## Challenge:
Each line of the data that includes the string "high" is to be copied out.

══════════

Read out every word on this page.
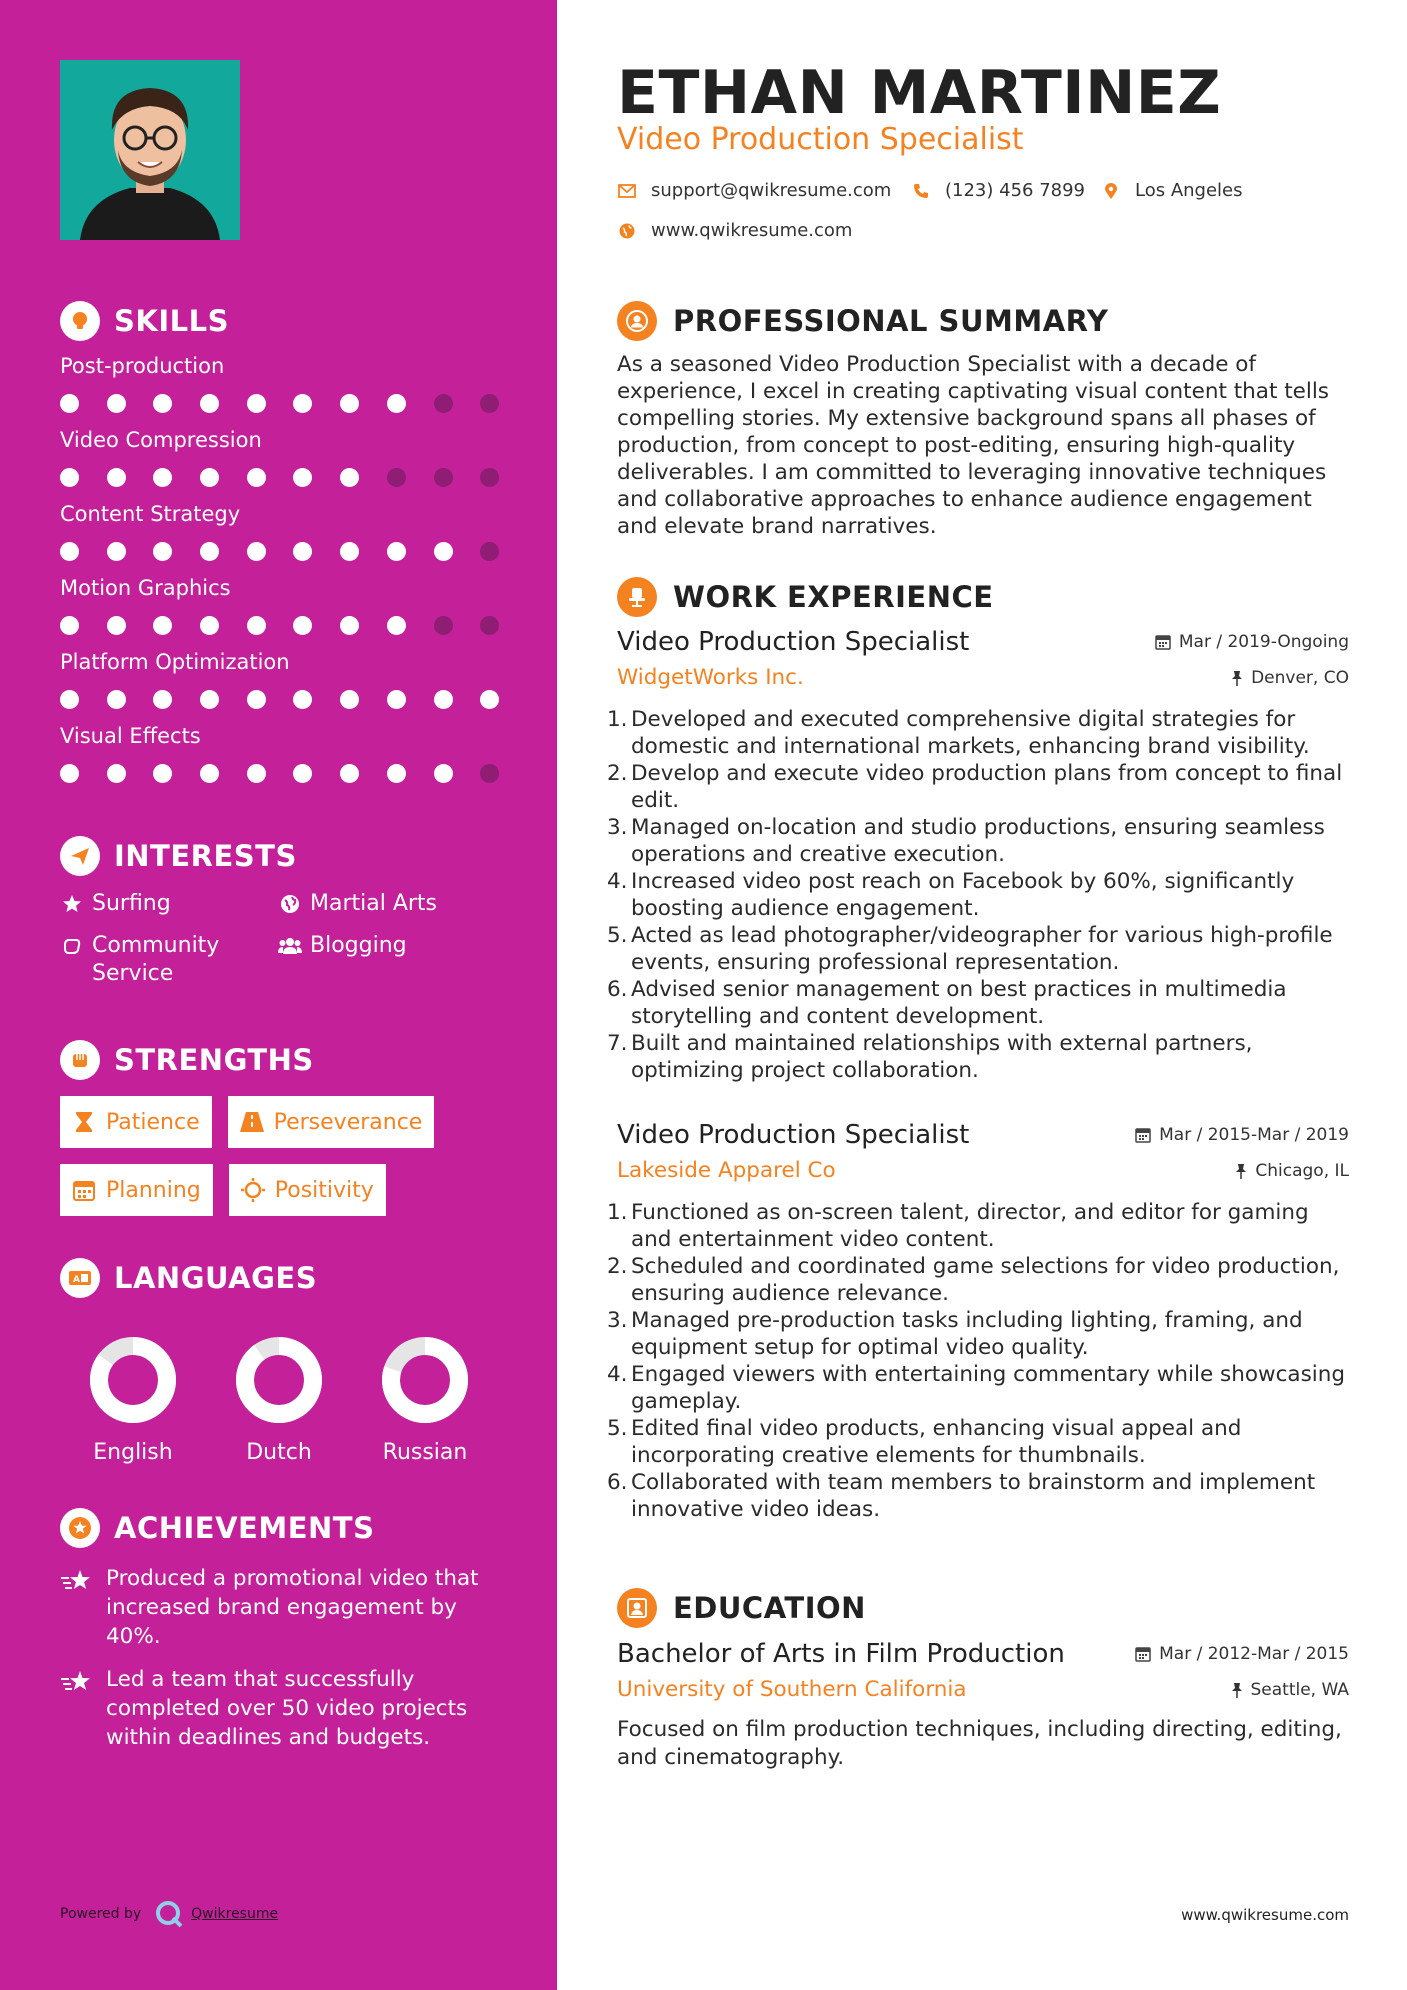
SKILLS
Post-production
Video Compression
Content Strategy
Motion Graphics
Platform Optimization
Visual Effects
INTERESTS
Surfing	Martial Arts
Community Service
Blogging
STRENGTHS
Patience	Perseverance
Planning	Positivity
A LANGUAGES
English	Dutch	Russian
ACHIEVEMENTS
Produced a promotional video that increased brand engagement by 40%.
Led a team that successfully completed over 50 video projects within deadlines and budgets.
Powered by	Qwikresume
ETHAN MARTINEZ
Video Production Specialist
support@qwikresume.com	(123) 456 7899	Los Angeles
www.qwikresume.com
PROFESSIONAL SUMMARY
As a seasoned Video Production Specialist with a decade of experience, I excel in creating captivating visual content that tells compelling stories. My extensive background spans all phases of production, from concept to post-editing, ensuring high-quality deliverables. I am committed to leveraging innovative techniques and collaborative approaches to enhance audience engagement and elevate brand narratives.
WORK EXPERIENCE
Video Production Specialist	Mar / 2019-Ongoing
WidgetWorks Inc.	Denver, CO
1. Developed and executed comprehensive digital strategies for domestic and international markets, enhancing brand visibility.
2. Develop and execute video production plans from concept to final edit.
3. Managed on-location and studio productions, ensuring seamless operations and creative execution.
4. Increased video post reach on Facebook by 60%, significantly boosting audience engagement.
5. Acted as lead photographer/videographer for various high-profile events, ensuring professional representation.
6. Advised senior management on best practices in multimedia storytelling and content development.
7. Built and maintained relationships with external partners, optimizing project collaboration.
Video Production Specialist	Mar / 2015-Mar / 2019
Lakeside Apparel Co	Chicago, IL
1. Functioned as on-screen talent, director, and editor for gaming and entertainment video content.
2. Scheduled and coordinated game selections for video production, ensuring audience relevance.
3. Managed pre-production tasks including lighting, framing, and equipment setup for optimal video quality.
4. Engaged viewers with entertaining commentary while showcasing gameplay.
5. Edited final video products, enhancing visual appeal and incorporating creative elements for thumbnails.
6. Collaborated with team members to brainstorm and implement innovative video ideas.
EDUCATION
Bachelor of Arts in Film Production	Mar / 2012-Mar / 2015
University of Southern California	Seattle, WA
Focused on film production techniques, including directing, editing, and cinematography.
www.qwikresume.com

══════════

## The reply:
As a seasoned Video Production Specialist with a decade of experience, I excel in creating captivating visual content that tells compelling stories. My extensive background spans all phases of production, from concept to post-editing, ensuring high-quality deliverables. I am committed to leveraging innovative techniques and collaborative approaches to enhance audience engagement and elevate brand narratives.
5. Acted as lead photographer/videographer for various high-profile events, ensuring professional representation.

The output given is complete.